▶ Activity
Leave out the pictures and repeat every record exactly.
***
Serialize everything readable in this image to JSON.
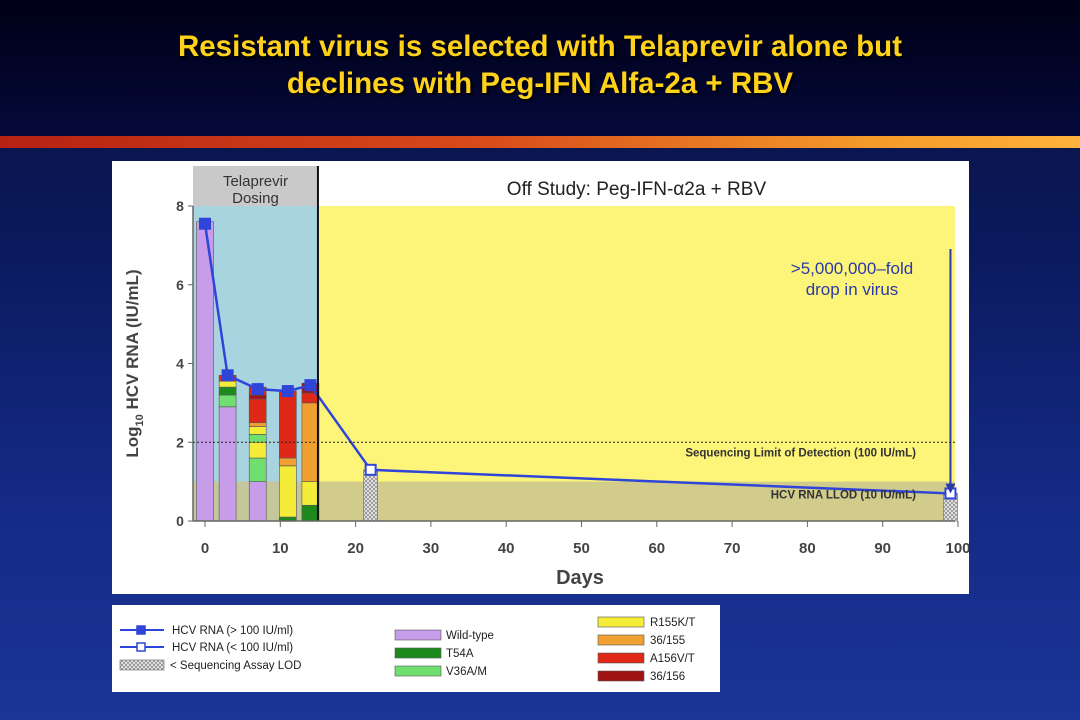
{
  "slide": {
    "title": "Resistant virus is selected with Telaprevir alone but\ndeclines with Peg-IFN Alfa-2a + RBV"
  },
  "colors": {
    "title": "#ffd21a",
    "dosing_bg": "#a8d4e0",
    "offstudy_bg": "#fdf57a",
    "lod_band": "#c9c48e",
    "rna_line": "#2f44d8"
  },
  "chart_data": {
    "type": "bar",
    "ylabel": "Log10 HCV RNA (IU/mL)",
    "ylabel_prefix": "Log",
    "ylabel_sub": "10",
    "ylabel_rest": " HCV RNA (IU/mL)",
    "xlabel": "Days",
    "xlim": [
      0,
      100
    ],
    "ylim": [
      0,
      8
    ],
    "x_ticks": [
      "0",
      "10",
      "20",
      "30",
      "40",
      "50",
      "60",
      "70",
      "80",
      "90",
      "100"
    ],
    "y_ticks": [
      "0",
      "2",
      "4",
      "6",
      "8"
    ],
    "regions": [
      {
        "label_line1": "Telaprevir",
        "label_line2": "Dosing",
        "x_start": 0,
        "x_end": 15
      },
      {
        "label": "Off Study: Peg-IFN-α2a + RBV",
        "x_start": 15,
        "x_end": 100
      }
    ],
    "reference_lines": [
      {
        "label": "Sequencing Limit of Detection (100 IU/mL)",
        "y": 2.0
      },
      {
        "label": "HCV RNA LLOD (10 IU/mL)",
        "y": 1.0
      }
    ],
    "annotation": {
      "line1": ">5,000,000–fold",
      "line2": "drop in virus"
    },
    "stacked_bars": [
      {
        "day": 0,
        "segments": [
          {
            "variant": "Wild-type",
            "from": 0,
            "to": 7.6
          }
        ]
      },
      {
        "day": 3,
        "segments": [
          {
            "variant": "Wild-type",
            "from": 0,
            "to": 2.9
          },
          {
            "variant": "V36A/M",
            "from": 2.9,
            "to": 3.2
          },
          {
            "variant": "T54A",
            "from": 3.2,
            "to": 3.4
          },
          {
            "variant": "R155K/T",
            "from": 3.4,
            "to": 3.55
          },
          {
            "variant": "A156V/T",
            "from": 3.55,
            "to": 3.7
          }
        ]
      },
      {
        "day": 7,
        "segments": [
          {
            "variant": "Wild-type",
            "from": 0,
            "to": 1.0
          },
          {
            "variant": "V36A/M",
            "from": 1.0,
            "to": 1.6
          },
          {
            "variant": "R155K/T",
            "from": 1.6,
            "to": 2.0
          },
          {
            "variant": "V36A/M",
            "from": 2.0,
            "to": 2.2
          },
          {
            "variant": "R155K/T",
            "from": 2.2,
            "to": 2.4
          },
          {
            "variant": "36/155",
            "from": 2.4,
            "to": 2.5
          },
          {
            "variant": "A156V/T",
            "from": 2.5,
            "to": 3.1
          },
          {
            "variant": "36/156",
            "from": 3.1,
            "to": 3.2
          },
          {
            "variant": "A156V/T",
            "from": 3.2,
            "to": 3.4
          }
        ]
      },
      {
        "day": 11,
        "segments": [
          {
            "variant": "T54A",
            "from": 0,
            "to": 0.1
          },
          {
            "variant": "R155K/T",
            "from": 0.1,
            "to": 1.4
          },
          {
            "variant": "36/155",
            "from": 1.4,
            "to": 1.6
          },
          {
            "variant": "A156V/T",
            "from": 1.6,
            "to": 3.3
          }
        ]
      },
      {
        "day": 14,
        "segments": [
          {
            "variant": "T54A",
            "from": 0,
            "to": 0.4
          },
          {
            "variant": "R155K/T",
            "from": 0.4,
            "to": 1.0
          },
          {
            "variant": "36/155",
            "from": 1.0,
            "to": 3.0
          },
          {
            "variant": "A156V/T",
            "from": 3.0,
            "to": 3.25
          },
          {
            "variant": "36/156",
            "from": 3.25,
            "to": 3.5
          }
        ]
      }
    ],
    "lod_bars": [
      {
        "day": 22,
        "value": 1.3
      },
      {
        "day": 99,
        "value": 0.7
      }
    ],
    "series": [
      {
        "name": "HCV RNA (> 100 IU/ml)",
        "marker": "filled-square",
        "x": [
          0,
          3,
          7,
          11,
          14
        ],
        "y": [
          7.55,
          3.7,
          3.35,
          3.3,
          3.45
        ]
      },
      {
        "name": "HCV RNA (< 100 IU/ml)",
        "marker": "open-square",
        "x": [
          22,
          99
        ],
        "y": [
          1.3,
          0.7
        ]
      }
    ],
    "variant_colors": {
      "Wild-type": "#c79ce8",
      "T54A": "#1e8a1e",
      "V36A/M": "#6fe06f",
      "R155K/T": "#f5ec3a",
      "36/155": "#f0a030",
      "A156V/T": "#e02818",
      "36/156": "#a01414"
    },
    "legend": {
      "lines": [
        {
          "label": "HCV RNA (> 100 IU/ml)",
          "kind": "filled"
        },
        {
          "label": "HCV RNA (< 100 IU/ml)",
          "kind": "open"
        },
        {
          "label": "< Sequencing Assay LOD",
          "kind": "hatched"
        }
      ],
      "variants_col1": [
        "Wild-type",
        "T54A",
        "V36A/M"
      ],
      "variants_col2": [
        "R155K/T",
        "36/155",
        "A156V/T",
        "36/156"
      ]
    }
  }
}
***
▶ Task solution
Serialize everything readable in this image to JSON.
{
  "slide": {
    "title": "Resistant virus is selected with Telaprevir alone but\ndeclines with Peg-IFN Alfa-2a + RBV"
  },
  "colors": {
    "title": "#ffd21a",
    "dosing_bg": "#a8d4e0",
    "offstudy_bg": "#fdf57a",
    "lod_band": "#c9c48e",
    "rna_line": "#2f44d8"
  },
  "chart_data": {
    "type": "bar",
    "ylabel": "Log10 HCV RNA (IU/mL)",
    "ylabel_prefix": "Log",
    "ylabel_sub": "10",
    "ylabel_rest": " HCV RNA (IU/mL)",
    "xlabel": "Days",
    "xlim": [
      0,
      100
    ],
    "ylim": [
      0,
      8
    ],
    "x_ticks": [
      "0",
      "10",
      "20",
      "30",
      "40",
      "50",
      "60",
      "70",
      "80",
      "90",
      "100"
    ],
    "y_ticks": [
      "0",
      "2",
      "4",
      "6",
      "8"
    ],
    "regions": [
      {
        "label_line1": "Telaprevir",
        "label_line2": "Dosing",
        "x_start": 0,
        "x_end": 15
      },
      {
        "label": "Off Study: Peg-IFN-α2a + RBV",
        "x_start": 15,
        "x_end": 100
      }
    ],
    "reference_lines": [
      {
        "label": "Sequencing Limit of Detection (100 IU/mL)",
        "y": 2.0
      },
      {
        "label": "HCV RNA LLOD (10 IU/mL)",
        "y": 1.0
      }
    ],
    "annotation": {
      "line1": ">5,000,000–fold",
      "line2": "drop in virus"
    },
    "stacked_bars": [
      {
        "day": 0,
        "segments": [
          {
            "variant": "Wild-type",
            "from": 0,
            "to": 7.6
          }
        ]
      },
      {
        "day": 3,
        "segments": [
          {
            "variant": "Wild-type",
            "from": 0,
            "to": 2.9
          },
          {
            "variant": "V36A/M",
            "from": 2.9,
            "to": 3.2
          },
          {
            "variant": "T54A",
            "from": 3.2,
            "to": 3.4
          },
          {
            "variant": "R155K/T",
            "from": 3.4,
            "to": 3.55
          },
          {
            "variant": "A156V/T",
            "from": 3.55,
            "to": 3.7
          }
        ]
      },
      {
        "day": 7,
        "segments": [
          {
            "variant": "Wild-type",
            "from": 0,
            "to": 1.0
          },
          {
            "variant": "V36A/M",
            "from": 1.0,
            "to": 1.6
          },
          {
            "variant": "R155K/T",
            "from": 1.6,
            "to": 2.0
          },
          {
            "variant": "V36A/M",
            "from": 2.0,
            "to": 2.2
          },
          {
            "variant": "R155K/T",
            "from": 2.2,
            "to": 2.4
          },
          {
            "variant": "36/155",
            "from": 2.4,
            "to": 2.5
          },
          {
            "variant": "A156V/T",
            "from": 2.5,
            "to": 3.1
          },
          {
            "variant": "36/156",
            "from": 3.1,
            "to": 3.2
          },
          {
            "variant": "A156V/T",
            "from": 3.2,
            "to": 3.4
          }
        ]
      },
      {
        "day": 11,
        "segments": [
          {
            "variant": "T54A",
            "from": 0,
            "to": 0.1
          },
          {
            "variant": "R155K/T",
            "from": 0.1,
            "to": 1.4
          },
          {
            "variant": "36/155",
            "from": 1.4,
            "to": 1.6
          },
          {
            "variant": "A156V/T",
            "from": 1.6,
            "to": 3.3
          }
        ]
      },
      {
        "day": 14,
        "segments": [
          {
            "variant": "T54A",
            "from": 0,
            "to": 0.4
          },
          {
            "variant": "R155K/T",
            "from": 0.4,
            "to": 1.0
          },
          {
            "variant": "36/155",
            "from": 1.0,
            "to": 3.0
          },
          {
            "variant": "A156V/T",
            "from": 3.0,
            "to": 3.25
          },
          {
            "variant": "36/156",
            "from": 3.25,
            "to": 3.5
          }
        ]
      }
    ],
    "lod_bars": [
      {
        "day": 22,
        "value": 1.3
      },
      {
        "day": 99,
        "value": 0.7
      }
    ],
    "series": [
      {
        "name": "HCV RNA (> 100 IU/ml)",
        "marker": "filled-square",
        "x": [
          0,
          3,
          7,
          11,
          14
        ],
        "y": [
          7.55,
          3.7,
          3.35,
          3.3,
          3.45
        ]
      },
      {
        "name": "HCV RNA (< 100 IU/ml)",
        "marker": "open-square",
        "x": [
          22,
          99
        ],
        "y": [
          1.3,
          0.7
        ]
      }
    ],
    "variant_colors": {
      "Wild-type": "#c79ce8",
      "T54A": "#1e8a1e",
      "V36A/M": "#6fe06f",
      "R155K/T": "#f5ec3a",
      "36/155": "#f0a030",
      "A156V/T": "#e02818",
      "36/156": "#a01414"
    },
    "legend": {
      "lines": [
        {
          "label": "HCV RNA (> 100 IU/ml)",
          "kind": "filled"
        },
        {
          "label": "HCV RNA (< 100 IU/ml)",
          "kind": "open"
        },
        {
          "label": "< Sequencing Assay LOD",
          "kind": "hatched"
        }
      ],
      "variants_col1": [
        "Wild-type",
        "T54A",
        "V36A/M"
      ],
      "variants_col2": [
        "R155K/T",
        "36/155",
        "A156V/T",
        "36/156"
      ]
    }
  }
}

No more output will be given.